▸ YOUR TASK:
Skip the images and copy each record exactly as written.
=====
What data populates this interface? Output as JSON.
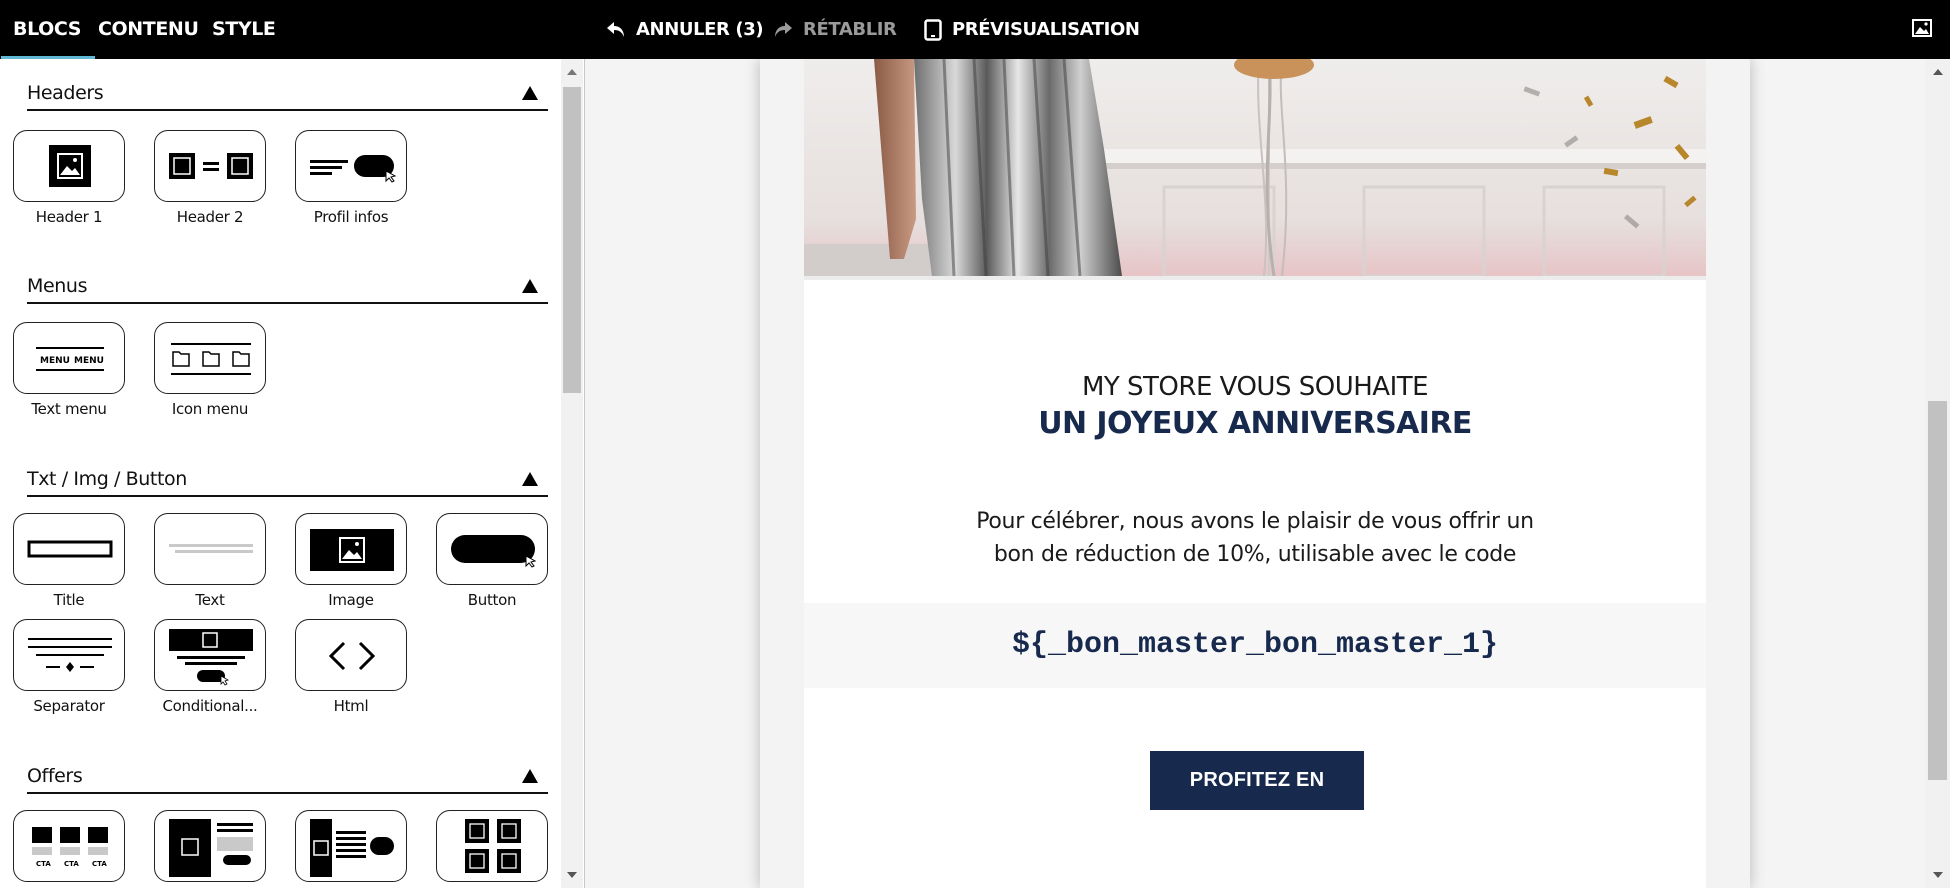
{
  "topbar": {
    "tabs": [
      {
        "label": "BLOCS",
        "active": true
      },
      {
        "label": "CONTENU",
        "active": false
      },
      {
        "label": "STYLE",
        "active": false
      }
    ],
    "undo_label": "ANNULER (3)",
    "redo_label": "RÉTABLIR",
    "preview_label": "PRÉVISUALISATION",
    "icons": {
      "undo": "undo-icon",
      "redo": "redo-icon",
      "preview": "tablet-icon",
      "image": "image-icon"
    }
  },
  "sidebar": {
    "sections": [
      {
        "title": "Headers",
        "blocks": [
          "Header 1",
          "Header 2",
          "Profil infos"
        ]
      },
      {
        "title": "Menus",
        "blocks": [
          "Text menu",
          "Icon menu"
        ]
      },
      {
        "title": "Txt / Img / Button",
        "blocks": [
          "Title",
          "Text",
          "Image",
          "Button",
          "Separator",
          "Conditional...",
          "Html"
        ]
      },
      {
        "title": "Offers",
        "blocks": []
      }
    ]
  },
  "email": {
    "headline_top": "MY STORE VOUS SOUHAITE",
    "headline_main": "UN JOYEUX ANNIVERSAIRE",
    "body_line_1": "Pour célébrer, nous avons le plaisir de vous offrir un",
    "body_line_2": "bon de réduction de 10%, utilisable avec le code",
    "code": "${_bon_master_bon_master_1}",
    "cta_label": "PROFITEZ EN"
  },
  "colors": {
    "topbar_bg": "#000000",
    "active_tab_underline": "#5fb8d4",
    "brand_navy": "#17294d",
    "redo_disabled": "#9a9a9a"
  }
}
=====
▸ COMPLETE OUTPUT:
What data populates this interface? Output as JSON.
{
  "topbar": {
    "tabs": [
      {
        "label": "BLOCS",
        "active": true
      },
      {
        "label": "CONTENU",
        "active": false
      },
      {
        "label": "STYLE",
        "active": false
      }
    ],
    "undo_label": "ANNULER (3)",
    "redo_label": "RÉTABLIR",
    "preview_label": "PRÉVISUALISATION",
    "icons": {
      "undo": "undo-icon",
      "redo": "redo-icon",
      "preview": "tablet-icon",
      "image": "image-icon"
    }
  },
  "sidebar": {
    "sections": [
      {
        "title": "Headers",
        "blocks": [
          "Header 1",
          "Header 2",
          "Profil infos"
        ]
      },
      {
        "title": "Menus",
        "blocks": [
          "Text menu",
          "Icon menu"
        ]
      },
      {
        "title": "Txt / Img / Button",
        "blocks": [
          "Title",
          "Text",
          "Image",
          "Button",
          "Separator",
          "Conditional...",
          "Html"
        ]
      },
      {
        "title": "Offers",
        "blocks": []
      }
    ]
  },
  "email": {
    "headline_top": "MY STORE VOUS SOUHAITE",
    "headline_main": "UN JOYEUX ANNIVERSAIRE",
    "body_line_1": "Pour célébrer, nous avons le plaisir de vous offrir un",
    "body_line_2": "bon de réduction de 10%, utilisable avec le code",
    "code": "${_bon_master_bon_master_1}",
    "cta_label": "PROFITEZ EN"
  },
  "colors": {
    "topbar_bg": "#000000",
    "active_tab_underline": "#5fb8d4",
    "brand_navy": "#17294d",
    "redo_disabled": "#9a9a9a"
  }
}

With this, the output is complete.